§ Aim of the task:
Copy every entry exactly.

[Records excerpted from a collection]

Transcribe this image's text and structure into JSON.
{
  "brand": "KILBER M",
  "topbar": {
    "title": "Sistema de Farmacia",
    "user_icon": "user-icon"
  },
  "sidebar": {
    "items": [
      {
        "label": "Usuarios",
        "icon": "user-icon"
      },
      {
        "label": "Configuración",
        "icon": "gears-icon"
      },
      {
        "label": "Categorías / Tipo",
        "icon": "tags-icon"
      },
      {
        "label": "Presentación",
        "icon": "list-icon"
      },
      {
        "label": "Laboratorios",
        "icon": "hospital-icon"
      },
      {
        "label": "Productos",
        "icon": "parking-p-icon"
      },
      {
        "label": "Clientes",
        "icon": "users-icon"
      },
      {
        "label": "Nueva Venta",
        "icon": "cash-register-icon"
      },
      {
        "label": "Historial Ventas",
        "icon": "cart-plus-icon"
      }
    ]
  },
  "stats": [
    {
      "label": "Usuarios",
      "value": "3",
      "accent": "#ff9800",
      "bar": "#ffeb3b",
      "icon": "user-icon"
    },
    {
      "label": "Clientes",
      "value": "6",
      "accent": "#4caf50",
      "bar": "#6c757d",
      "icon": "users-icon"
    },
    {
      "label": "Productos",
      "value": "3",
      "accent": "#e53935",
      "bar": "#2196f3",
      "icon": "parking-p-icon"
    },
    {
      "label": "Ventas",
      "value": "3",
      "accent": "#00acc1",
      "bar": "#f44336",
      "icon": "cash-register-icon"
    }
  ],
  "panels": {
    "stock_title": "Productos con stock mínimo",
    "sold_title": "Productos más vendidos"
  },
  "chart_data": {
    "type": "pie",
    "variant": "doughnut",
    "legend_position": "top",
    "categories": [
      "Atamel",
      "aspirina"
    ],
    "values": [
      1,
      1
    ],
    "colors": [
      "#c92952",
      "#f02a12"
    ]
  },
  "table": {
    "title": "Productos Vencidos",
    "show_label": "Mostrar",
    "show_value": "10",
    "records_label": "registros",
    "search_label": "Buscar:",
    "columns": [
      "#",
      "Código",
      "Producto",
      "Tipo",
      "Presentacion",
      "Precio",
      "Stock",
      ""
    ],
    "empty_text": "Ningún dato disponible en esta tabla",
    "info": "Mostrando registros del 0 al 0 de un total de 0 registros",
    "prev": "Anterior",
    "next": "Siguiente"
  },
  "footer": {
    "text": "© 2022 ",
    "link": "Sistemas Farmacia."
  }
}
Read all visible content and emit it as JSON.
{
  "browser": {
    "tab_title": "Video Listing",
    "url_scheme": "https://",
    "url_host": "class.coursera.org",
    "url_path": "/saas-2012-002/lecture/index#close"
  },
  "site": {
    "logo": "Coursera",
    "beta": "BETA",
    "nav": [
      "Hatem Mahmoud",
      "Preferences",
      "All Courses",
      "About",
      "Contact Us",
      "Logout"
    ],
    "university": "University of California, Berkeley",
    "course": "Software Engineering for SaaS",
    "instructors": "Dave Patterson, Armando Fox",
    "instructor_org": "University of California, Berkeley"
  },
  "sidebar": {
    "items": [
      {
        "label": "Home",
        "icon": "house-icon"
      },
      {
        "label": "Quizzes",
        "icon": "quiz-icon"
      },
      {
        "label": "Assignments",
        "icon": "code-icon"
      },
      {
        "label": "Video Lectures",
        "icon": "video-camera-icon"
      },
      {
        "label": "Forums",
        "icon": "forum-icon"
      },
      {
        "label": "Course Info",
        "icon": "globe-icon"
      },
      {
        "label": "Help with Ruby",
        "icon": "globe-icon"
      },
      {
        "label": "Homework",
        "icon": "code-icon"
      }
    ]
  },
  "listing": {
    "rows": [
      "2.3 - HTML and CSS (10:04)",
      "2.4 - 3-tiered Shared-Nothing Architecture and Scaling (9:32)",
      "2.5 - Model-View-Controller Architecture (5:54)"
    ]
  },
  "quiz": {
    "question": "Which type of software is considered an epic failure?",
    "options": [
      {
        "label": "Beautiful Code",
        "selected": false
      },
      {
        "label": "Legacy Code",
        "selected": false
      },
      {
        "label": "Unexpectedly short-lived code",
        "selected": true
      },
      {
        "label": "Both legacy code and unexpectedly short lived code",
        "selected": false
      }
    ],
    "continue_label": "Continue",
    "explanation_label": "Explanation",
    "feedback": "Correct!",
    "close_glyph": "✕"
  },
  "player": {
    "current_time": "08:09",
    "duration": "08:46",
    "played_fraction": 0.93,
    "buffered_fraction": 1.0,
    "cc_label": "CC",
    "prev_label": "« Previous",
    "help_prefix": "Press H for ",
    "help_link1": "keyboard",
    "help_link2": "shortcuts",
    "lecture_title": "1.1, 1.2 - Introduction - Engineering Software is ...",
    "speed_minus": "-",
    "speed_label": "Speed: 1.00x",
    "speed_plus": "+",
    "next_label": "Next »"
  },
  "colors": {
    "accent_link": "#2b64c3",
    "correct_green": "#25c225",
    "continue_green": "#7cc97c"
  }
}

§ Answer to this problem:
Transcribe this image's text and structure into JSON.
{
  "brand": "KILBER M",
  "topbar": {
    "title": "Sistema de Farmacia",
    "user_icon": "user-icon"
  },
  "sidebar": {
    "items": [
      {
        "label": "Usuarios",
        "icon": "user-icon"
      },
      {
        "label": "Configuración",
        "icon": "gears-icon"
      },
      {
        "label": "Categorías / Tipo",
        "icon": "tags-icon"
      },
      {
        "label": "Presentación",
        "icon": "list-icon"
      },
      {
        "label": "Laboratorios",
        "icon": "hospital-icon"
      },
      {
        "label": "Productos",
        "icon": "parking-p-icon"
      },
      {
        "label": "Clientes",
        "icon": "users-icon"
      },
      {
        "label": "Nueva Venta",
        "icon": "cash-register-icon"
      },
      {
        "label": "Historial Ventas",
        "icon": "cart-plus-icon"
      }
    ]
  },
  "stats": [
    {
      "label": "Usuarios",
      "value": "3",
      "accent": "#ff9800",
      "bar": "#ffeb3b",
      "icon": "user-icon"
    },
    {
      "label": "Clientes",
      "value": "6",
      "accent": "#4caf50",
      "bar": "#6c757d",
      "icon": "users-icon"
    },
    {
      "label": "Productos",
      "value": "3",
      "accent": "#e53935",
      "bar": "#2196f3",
      "icon": "parking-p-icon"
    },
    {
      "label": "Ventas",
      "value": "3",
      "accent": "#00acc1",
      "bar": "#f44336",
      "icon": "cash-register-icon"
    }
  ],
  "panels": {
    "stock_title": "Productos con stock mínimo",
    "sold_title": "Productos más vendidos"
  },
  "chart_data": {
    "type": "pie",
    "variant": "doughnut",
    "legend_position": "top",
    "categories": [
      "Atamel",
      "aspirina"
    ],
    "values": [
      1,
      1
    ],
    "colors": [
      "#c92952",
      "#f02a12"
    ]
  },
  "table": {
    "title": "Productos Vencidos",
    "show_label": "Mostrar",
    "show_value": "10",
    "records_label": "registros",
    "search_label": "Buscar:",
    "columns": [
      "#",
      "Código",
      "Producto",
      "Tipo",
      "Presentacion",
      "Precio",
      "Stock",
      ""
    ],
    "empty_text": "Ningún dato disponible en esta tabla",
    "info": "Mostrando registros del 0 al 0 de un total de 0 registros",
    "prev": "Anterior",
    "next": "Siguiente"
  },
  "footer": {
    "text": "© 2022 ",
    "link": "Sistemas Farmacia."
  }
}
Read all visible content and emit it as JSON.
{
  "browser": {
    "tab_title": "Video Listing",
    "url_scheme": "https://",
    "url_host": "class.coursera.org",
    "url_path": "/saas-2012-002/lecture/index#close"
  },
  "site": {
    "logo": "Coursera",
    "beta": "BETA",
    "nav": [
      "Hatem Mahmoud",
      "Preferences",
      "All Courses",
      "About",
      "Contact Us",
      "Logout"
    ],
    "university": "University of California, Berkeley",
    "course": "Software Engineering for SaaS",
    "instructors": "Dave Patterson, Armando Fox",
    "instructor_org": "University of California, Berkeley"
  },
  "sidebar": {
    "items": [
      {
        "label": "Home",
        "icon": "house-icon"
      },
      {
        "label": "Quizzes",
        "icon": "quiz-icon"
      },
      {
        "label": "Assignments",
        "icon": "code-icon"
      },
      {
        "label": "Video Lectures",
        "icon": "video-camera-icon"
      },
      {
        "label": "Forums",
        "icon": "forum-icon"
      },
      {
        "label": "Course Info",
        "icon": "globe-icon"
      },
      {
        "label": "Help with Ruby",
        "icon": "globe-icon"
      },
      {
        "label": "Homework",
        "icon": "code-icon"
      }
    ]
  },
  "listing": {
    "rows": [
      "2.3 - HTML and CSS (10:04)",
      "2.4 - 3-tiered Shared-Nothing Architecture and Scaling (9:32)",
      "2.5 - Model-View-Controller Architecture (5:54)"
    ]
  },
  "quiz": {
    "question": "Which type of software is considered an epic failure?",
    "options": [
      {
        "label": "Beautiful Code",
        "selected": false
      },
      {
        "label": "Legacy Code",
        "selected": false
      },
      {
        "label": "Unexpectedly short-lived code",
        "selected": true
      },
      {
        "label": "Both legacy code and unexpectedly short lived code",
        "selected": false
      }
    ],
    "continue_label": "Continue",
    "explanation_label": "Explanation",
    "feedback": "Correct!",
    "close_glyph": "✕"
  },
  "player": {
    "current_time": "08:09",
    "duration": "08:46",
    "played_fraction": 0.93,
    "buffered_fraction": 1.0,
    "cc_label": "CC",
    "prev_label": "« Previous",
    "help_prefix": "Press H for ",
    "help_link1": "keyboard",
    "help_link2": "shortcuts",
    "lecture_title": "1.1, 1.2 - Introduction - Engineering Software is ...",
    "speed_minus": "-",
    "speed_label": "Speed: 1.00x",
    "speed_plus": "+",
    "next_label": "Next »"
  },
  "colors": {
    "accent_link": "#2b64c3",
    "correct_green": "#25c225",
    "continue_green": "#7cc97c"
  }
}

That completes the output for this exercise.